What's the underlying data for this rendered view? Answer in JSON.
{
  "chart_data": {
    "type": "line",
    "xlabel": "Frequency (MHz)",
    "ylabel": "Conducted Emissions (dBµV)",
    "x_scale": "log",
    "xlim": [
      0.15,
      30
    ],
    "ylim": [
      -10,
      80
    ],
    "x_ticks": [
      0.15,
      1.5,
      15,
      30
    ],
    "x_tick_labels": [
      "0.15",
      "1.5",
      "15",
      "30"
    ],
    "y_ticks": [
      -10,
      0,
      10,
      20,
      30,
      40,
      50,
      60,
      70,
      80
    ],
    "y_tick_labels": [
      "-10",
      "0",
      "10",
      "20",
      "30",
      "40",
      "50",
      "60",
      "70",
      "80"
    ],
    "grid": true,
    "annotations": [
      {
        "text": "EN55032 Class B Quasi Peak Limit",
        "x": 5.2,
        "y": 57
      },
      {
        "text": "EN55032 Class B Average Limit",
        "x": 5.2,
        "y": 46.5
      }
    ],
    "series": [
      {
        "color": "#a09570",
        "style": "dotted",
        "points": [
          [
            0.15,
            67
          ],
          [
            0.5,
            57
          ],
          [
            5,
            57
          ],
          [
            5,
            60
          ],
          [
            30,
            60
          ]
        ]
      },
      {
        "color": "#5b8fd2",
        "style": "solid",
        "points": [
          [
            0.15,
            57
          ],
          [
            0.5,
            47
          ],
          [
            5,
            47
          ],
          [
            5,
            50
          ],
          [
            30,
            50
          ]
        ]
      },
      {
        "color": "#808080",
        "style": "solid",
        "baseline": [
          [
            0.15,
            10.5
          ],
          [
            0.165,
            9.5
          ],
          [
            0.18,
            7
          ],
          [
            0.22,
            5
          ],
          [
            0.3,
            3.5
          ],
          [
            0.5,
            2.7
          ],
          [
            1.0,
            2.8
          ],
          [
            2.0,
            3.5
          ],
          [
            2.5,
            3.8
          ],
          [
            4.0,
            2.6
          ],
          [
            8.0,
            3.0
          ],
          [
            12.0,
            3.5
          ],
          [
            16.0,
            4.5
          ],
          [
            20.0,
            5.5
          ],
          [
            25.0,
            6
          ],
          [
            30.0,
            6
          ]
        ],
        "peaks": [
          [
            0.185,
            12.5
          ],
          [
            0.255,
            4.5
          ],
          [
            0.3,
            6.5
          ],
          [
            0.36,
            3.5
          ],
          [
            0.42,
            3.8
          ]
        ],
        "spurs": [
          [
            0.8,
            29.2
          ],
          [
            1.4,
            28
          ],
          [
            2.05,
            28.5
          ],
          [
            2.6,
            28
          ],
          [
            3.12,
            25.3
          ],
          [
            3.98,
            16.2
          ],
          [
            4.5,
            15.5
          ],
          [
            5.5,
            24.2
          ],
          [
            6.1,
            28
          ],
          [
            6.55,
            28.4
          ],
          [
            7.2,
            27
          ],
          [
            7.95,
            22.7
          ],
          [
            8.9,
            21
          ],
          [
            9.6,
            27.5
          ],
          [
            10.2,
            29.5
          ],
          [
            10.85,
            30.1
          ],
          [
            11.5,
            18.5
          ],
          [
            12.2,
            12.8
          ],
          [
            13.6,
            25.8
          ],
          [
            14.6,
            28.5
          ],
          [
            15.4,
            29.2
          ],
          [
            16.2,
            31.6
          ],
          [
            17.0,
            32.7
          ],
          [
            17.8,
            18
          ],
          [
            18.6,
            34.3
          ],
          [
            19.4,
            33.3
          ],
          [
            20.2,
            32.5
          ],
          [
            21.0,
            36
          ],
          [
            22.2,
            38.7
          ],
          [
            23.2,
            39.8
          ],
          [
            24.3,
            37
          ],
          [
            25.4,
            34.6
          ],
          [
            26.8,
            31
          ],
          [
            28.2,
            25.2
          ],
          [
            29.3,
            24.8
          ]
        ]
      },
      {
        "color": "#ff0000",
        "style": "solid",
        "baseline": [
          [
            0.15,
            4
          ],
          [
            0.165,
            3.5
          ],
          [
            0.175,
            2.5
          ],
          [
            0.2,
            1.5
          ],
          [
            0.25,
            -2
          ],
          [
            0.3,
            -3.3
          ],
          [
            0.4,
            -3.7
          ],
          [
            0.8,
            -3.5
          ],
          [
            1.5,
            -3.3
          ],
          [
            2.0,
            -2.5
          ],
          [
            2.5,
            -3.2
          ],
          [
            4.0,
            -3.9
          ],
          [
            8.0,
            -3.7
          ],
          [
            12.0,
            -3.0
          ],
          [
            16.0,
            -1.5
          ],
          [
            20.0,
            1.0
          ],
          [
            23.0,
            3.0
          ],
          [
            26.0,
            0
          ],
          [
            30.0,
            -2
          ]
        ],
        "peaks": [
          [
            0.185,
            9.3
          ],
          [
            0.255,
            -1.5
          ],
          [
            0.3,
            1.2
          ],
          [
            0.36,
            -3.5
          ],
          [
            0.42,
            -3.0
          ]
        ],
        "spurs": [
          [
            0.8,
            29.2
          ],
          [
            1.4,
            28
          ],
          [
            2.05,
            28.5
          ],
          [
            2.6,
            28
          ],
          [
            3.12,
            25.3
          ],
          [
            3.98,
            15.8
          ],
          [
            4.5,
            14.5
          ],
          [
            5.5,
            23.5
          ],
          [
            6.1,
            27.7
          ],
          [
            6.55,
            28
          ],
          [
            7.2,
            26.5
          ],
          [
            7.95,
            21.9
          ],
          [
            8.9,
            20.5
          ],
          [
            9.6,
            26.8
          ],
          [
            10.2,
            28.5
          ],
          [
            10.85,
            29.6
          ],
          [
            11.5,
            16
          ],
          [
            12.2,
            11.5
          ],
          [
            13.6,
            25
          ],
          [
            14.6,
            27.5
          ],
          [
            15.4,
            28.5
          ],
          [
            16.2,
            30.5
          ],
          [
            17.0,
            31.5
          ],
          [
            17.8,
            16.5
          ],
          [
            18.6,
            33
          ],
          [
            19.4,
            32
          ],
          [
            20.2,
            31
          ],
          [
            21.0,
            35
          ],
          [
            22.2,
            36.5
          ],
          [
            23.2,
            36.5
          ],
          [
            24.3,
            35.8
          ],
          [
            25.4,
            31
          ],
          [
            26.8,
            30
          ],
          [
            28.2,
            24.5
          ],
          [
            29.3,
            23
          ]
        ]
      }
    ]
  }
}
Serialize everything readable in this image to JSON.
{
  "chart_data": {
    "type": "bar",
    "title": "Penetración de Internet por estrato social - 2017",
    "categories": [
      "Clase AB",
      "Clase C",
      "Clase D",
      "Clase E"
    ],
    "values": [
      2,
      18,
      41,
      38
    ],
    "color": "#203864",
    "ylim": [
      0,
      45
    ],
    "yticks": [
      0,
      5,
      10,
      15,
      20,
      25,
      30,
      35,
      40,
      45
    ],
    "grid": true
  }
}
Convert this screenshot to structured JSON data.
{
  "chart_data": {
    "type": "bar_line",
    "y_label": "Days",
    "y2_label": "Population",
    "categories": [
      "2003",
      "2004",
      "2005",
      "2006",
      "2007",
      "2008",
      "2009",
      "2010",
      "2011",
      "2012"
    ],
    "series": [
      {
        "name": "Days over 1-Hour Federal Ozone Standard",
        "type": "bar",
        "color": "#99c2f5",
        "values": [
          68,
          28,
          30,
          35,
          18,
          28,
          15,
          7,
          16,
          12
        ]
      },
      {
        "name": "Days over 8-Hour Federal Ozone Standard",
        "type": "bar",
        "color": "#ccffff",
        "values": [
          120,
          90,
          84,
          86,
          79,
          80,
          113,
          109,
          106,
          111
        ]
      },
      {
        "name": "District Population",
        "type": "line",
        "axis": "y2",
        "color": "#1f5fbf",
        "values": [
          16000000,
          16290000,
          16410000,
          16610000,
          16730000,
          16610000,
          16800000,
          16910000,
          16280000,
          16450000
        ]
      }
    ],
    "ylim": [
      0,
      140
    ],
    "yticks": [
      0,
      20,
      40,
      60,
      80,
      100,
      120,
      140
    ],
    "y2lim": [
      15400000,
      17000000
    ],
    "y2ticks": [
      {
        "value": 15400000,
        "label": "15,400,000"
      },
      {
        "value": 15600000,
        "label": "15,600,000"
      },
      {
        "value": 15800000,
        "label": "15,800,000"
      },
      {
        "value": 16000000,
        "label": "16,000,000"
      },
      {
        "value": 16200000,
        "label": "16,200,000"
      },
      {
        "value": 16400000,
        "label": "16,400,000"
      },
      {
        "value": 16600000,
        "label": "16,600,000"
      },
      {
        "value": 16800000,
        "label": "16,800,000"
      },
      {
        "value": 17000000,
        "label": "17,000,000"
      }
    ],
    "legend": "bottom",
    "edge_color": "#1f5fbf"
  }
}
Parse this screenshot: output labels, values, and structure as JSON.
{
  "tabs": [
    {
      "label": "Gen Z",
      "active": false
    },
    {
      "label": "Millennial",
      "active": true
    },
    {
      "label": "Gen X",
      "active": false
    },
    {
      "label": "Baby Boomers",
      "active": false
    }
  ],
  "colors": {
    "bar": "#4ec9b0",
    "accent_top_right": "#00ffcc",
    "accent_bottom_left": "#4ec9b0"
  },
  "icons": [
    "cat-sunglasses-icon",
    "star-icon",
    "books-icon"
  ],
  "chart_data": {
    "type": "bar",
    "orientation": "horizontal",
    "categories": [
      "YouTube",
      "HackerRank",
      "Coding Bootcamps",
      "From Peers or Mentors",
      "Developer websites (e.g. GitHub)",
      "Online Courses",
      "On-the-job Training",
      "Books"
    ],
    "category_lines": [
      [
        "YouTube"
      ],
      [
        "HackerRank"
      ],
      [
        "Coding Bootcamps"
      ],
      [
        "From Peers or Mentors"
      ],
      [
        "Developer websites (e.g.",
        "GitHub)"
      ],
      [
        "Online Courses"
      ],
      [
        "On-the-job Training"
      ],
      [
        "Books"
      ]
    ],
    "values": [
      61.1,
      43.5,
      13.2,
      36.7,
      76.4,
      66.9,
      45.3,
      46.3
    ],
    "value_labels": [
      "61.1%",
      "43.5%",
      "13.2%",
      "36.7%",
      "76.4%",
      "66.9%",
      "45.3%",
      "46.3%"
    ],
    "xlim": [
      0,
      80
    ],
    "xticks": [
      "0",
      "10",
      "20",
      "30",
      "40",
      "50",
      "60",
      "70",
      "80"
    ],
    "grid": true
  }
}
━━━━
▶ What needs to be done:
Looking at the records above, say how many lines hold the string "Ozone". Write nothing but the number.

▶ The solution:
2